> Your goal
Pictures do not belong in the copy; quote every entry below exactly.

> Provided records
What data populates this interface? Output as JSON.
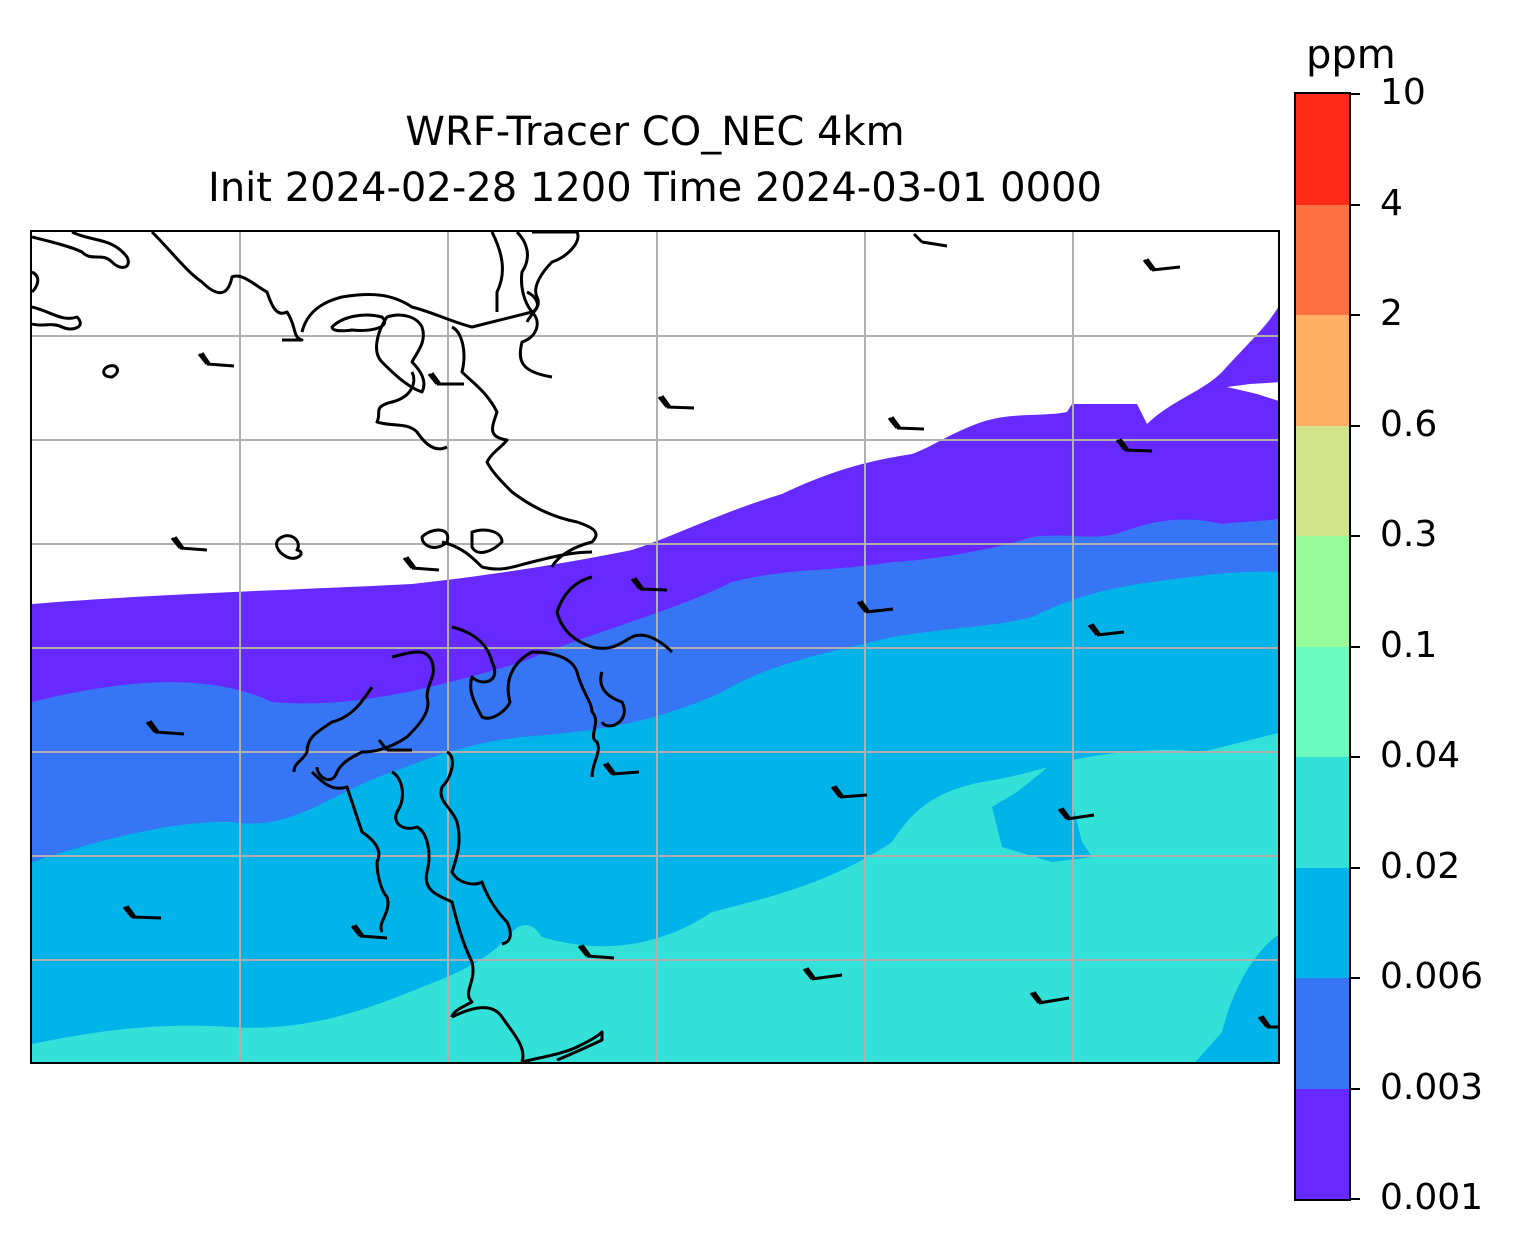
{
  "title": {
    "line1": "WRF-Tracer CO_NEC 4km",
    "line2": "Init 2024-02-28 1200 Time 2024-03-01 0000"
  },
  "colorbar": {
    "units": "ppm",
    "levels": [
      "0.001",
      "0.003",
      "0.006",
      "0.02",
      "0.04",
      "0.1",
      "0.3",
      "0.6",
      "2",
      "4",
      "10"
    ],
    "colors": [
      "#6629ff",
      "#3675f4",
      "#00b4ea",
      "#33e1d8",
      "#6cfcbf",
      "#98fb9b",
      "#d2e38a",
      "#fdb064",
      "#ff7040",
      "#ff2a18"
    ]
  },
  "map": {
    "gridlines": true,
    "coastline": true,
    "wind_barbs": true
  }
}
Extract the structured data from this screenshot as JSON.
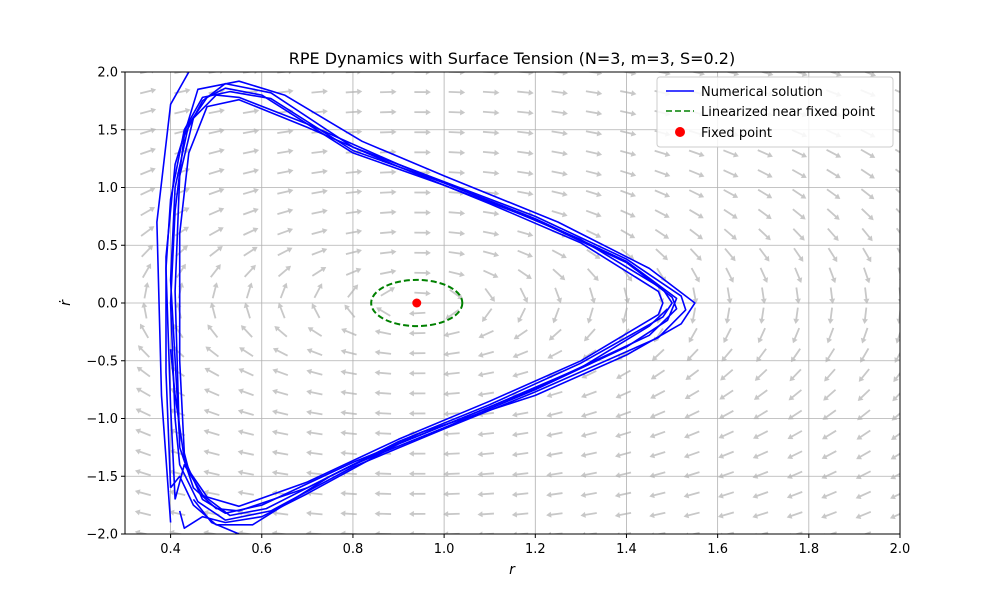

> Output
What data populates this interface? Output as JSON.
{
  "title": {
    "line1": "WRF-Tracer CO_NEC 4km",
    "line2": "Init 2024-02-28 1200 Time 2024-03-01 0000"
  },
  "colorbar": {
    "units": "ppm",
    "levels": [
      "0.001",
      "0.003",
      "0.006",
      "0.02",
      "0.04",
      "0.1",
      "0.3",
      "0.6",
      "2",
      "4",
      "10"
    ],
    "colors": [
      "#6629ff",
      "#3675f4",
      "#00b4ea",
      "#33e1d8",
      "#6cfcbf",
      "#98fb9b",
      "#d2e38a",
      "#fdb064",
      "#ff7040",
      "#ff2a18"
    ]
  },
  "map": {
    "gridlines": true,
    "coastline": true,
    "wind_barbs": true
  }
}
Extract the structured data from this screenshot as JSON.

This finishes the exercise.